◆ **Required task**
Write every line out verbatim and omit the pictures.

··· Supplied material

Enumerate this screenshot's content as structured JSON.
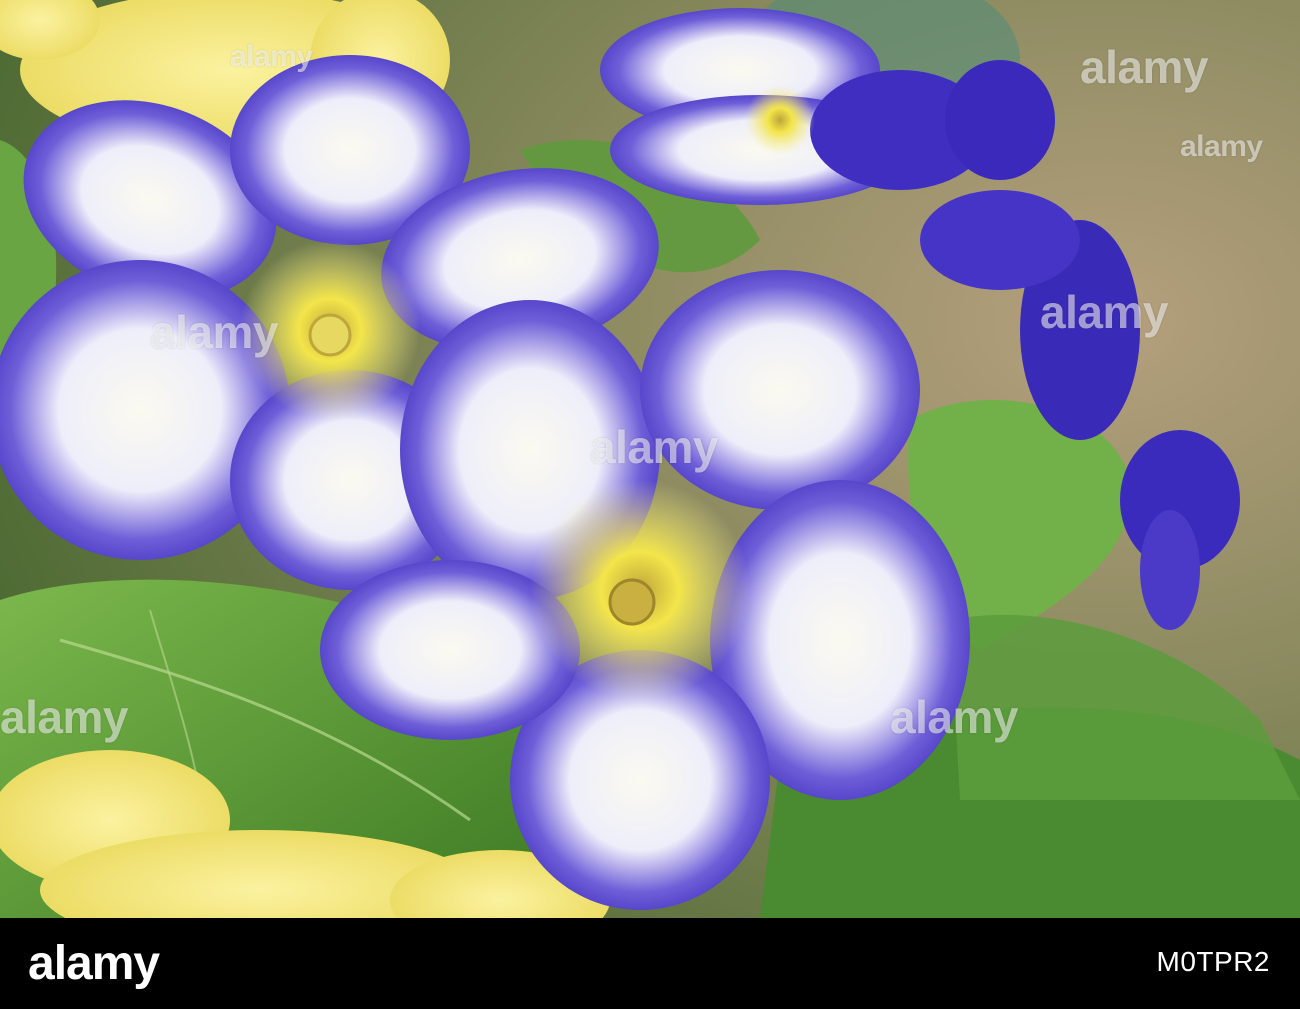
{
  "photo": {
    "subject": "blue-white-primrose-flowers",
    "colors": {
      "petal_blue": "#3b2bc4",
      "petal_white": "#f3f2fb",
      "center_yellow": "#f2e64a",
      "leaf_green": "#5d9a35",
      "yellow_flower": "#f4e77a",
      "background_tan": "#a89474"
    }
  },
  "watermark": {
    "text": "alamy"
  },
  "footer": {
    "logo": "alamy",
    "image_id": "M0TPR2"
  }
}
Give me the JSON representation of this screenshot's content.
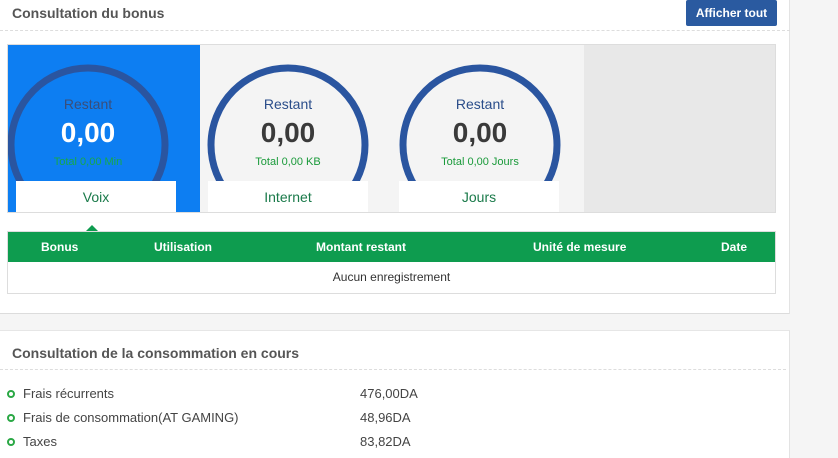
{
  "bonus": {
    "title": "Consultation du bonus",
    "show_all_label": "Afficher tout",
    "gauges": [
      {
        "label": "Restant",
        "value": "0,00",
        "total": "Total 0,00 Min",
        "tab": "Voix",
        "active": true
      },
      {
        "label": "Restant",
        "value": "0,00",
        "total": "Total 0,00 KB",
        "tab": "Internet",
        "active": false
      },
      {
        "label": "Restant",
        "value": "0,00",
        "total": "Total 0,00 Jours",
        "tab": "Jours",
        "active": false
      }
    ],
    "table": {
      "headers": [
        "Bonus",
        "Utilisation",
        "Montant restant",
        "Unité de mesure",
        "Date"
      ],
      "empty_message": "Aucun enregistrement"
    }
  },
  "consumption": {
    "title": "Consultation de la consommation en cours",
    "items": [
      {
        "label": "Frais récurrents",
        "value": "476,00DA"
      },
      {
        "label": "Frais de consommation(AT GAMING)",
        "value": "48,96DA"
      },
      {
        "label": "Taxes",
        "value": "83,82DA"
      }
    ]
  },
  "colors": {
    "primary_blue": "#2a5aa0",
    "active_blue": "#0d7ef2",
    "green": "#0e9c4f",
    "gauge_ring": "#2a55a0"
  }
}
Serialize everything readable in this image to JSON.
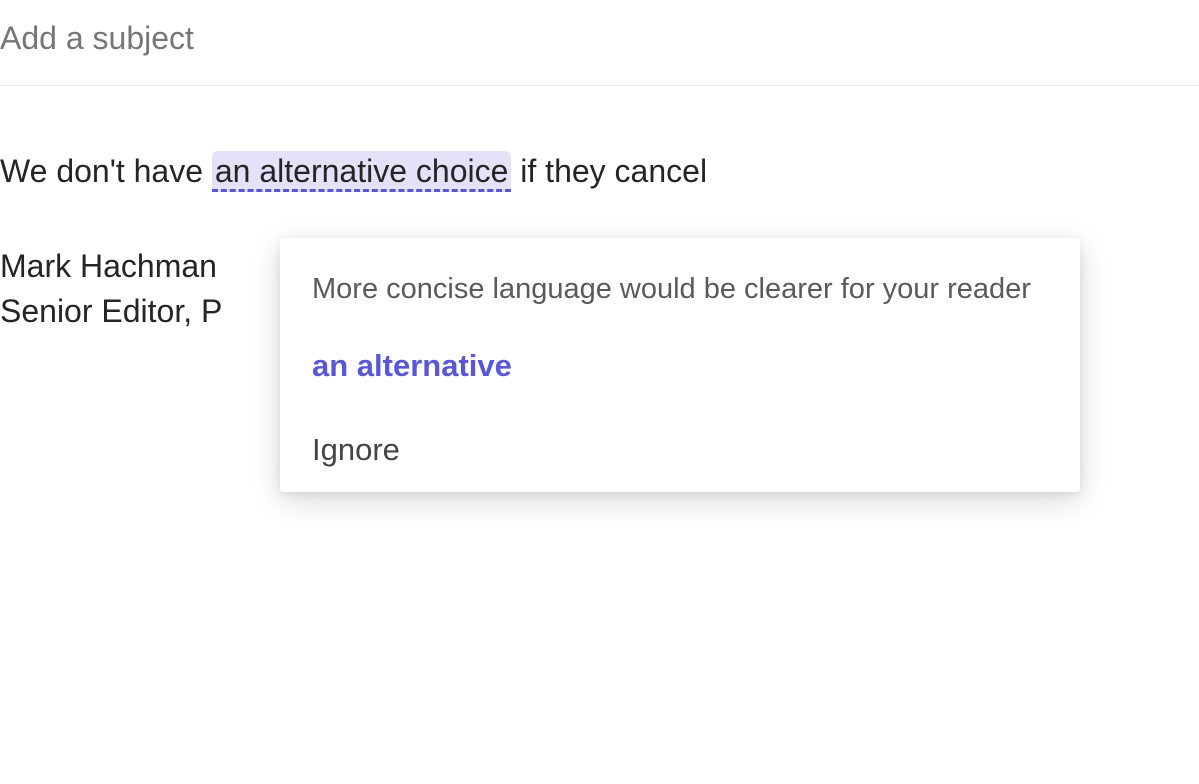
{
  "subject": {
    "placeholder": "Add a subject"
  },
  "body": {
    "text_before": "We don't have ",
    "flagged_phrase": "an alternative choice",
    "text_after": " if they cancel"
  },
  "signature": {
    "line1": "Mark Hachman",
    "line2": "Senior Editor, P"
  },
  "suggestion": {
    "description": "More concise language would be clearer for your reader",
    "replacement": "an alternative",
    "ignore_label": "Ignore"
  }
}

······

◆ **Result of the task**
Enumerate this screenshot's content as structured JSON.
{
  "photo": {
    "subject": "blue-white-primrose-flowers",
    "colors": {
      "petal_blue": "#3b2bc4",
      "petal_white": "#f3f2fb",
      "center_yellow": "#f2e64a",
      "leaf_green": "#5d9a35",
      "yellow_flower": "#f4e77a",
      "background_tan": "#a89474"
    }
  },
  "watermark": {
    "text": "alamy"
  },
  "footer": {
    "logo": "alamy",
    "image_id": "M0TPR2"
  }
}
Give me the JSON representation of this screenshot's content.
{
  "bonus": {
    "title": "Consultation du bonus",
    "show_all_label": "Afficher tout",
    "gauges": [
      {
        "label": "Restant",
        "value": "0,00",
        "total": "Total 0,00 Min",
        "tab": "Voix",
        "active": true
      },
      {
        "label": "Restant",
        "value": "0,00",
        "total": "Total 0,00 KB",
        "tab": "Internet",
        "active": false
      },
      {
        "label": "Restant",
        "value": "0,00",
        "total": "Total 0,00 Jours",
        "tab": "Jours",
        "active": false
      }
    ],
    "table": {
      "headers": [
        "Bonus",
        "Utilisation",
        "Montant restant",
        "Unité de mesure",
        "Date"
      ],
      "empty_message": "Aucun enregistrement"
    }
  },
  "consumption": {
    "title": "Consultation de la consommation en cours",
    "items": [
      {
        "label": "Frais récurrents",
        "value": "476,00DA"
      },
      {
        "label": "Frais de consommation(AT GAMING)",
        "value": "48,96DA"
      },
      {
        "label": "Taxes",
        "value": "83,82DA"
      }
    ]
  },
  "colors": {
    "primary_blue": "#2a5aa0",
    "active_blue": "#0d7ef2",
    "green": "#0e9c4f",
    "gauge_ring": "#2a55a0"
  }
}
Serialize everything readable in this image to JSON.
{
  "subject": {
    "placeholder": "Add a subject"
  },
  "body": {
    "text_before": "We don't have ",
    "flagged_phrase": "an alternative choice",
    "text_after": " if they cancel"
  },
  "signature": {
    "line1": "Mark Hachman",
    "line2": "Senior Editor, P"
  },
  "suggestion": {
    "description": "More concise language would be clearer for your reader",
    "replacement": "an alternative",
    "ignore_label": "Ignore"
  }
}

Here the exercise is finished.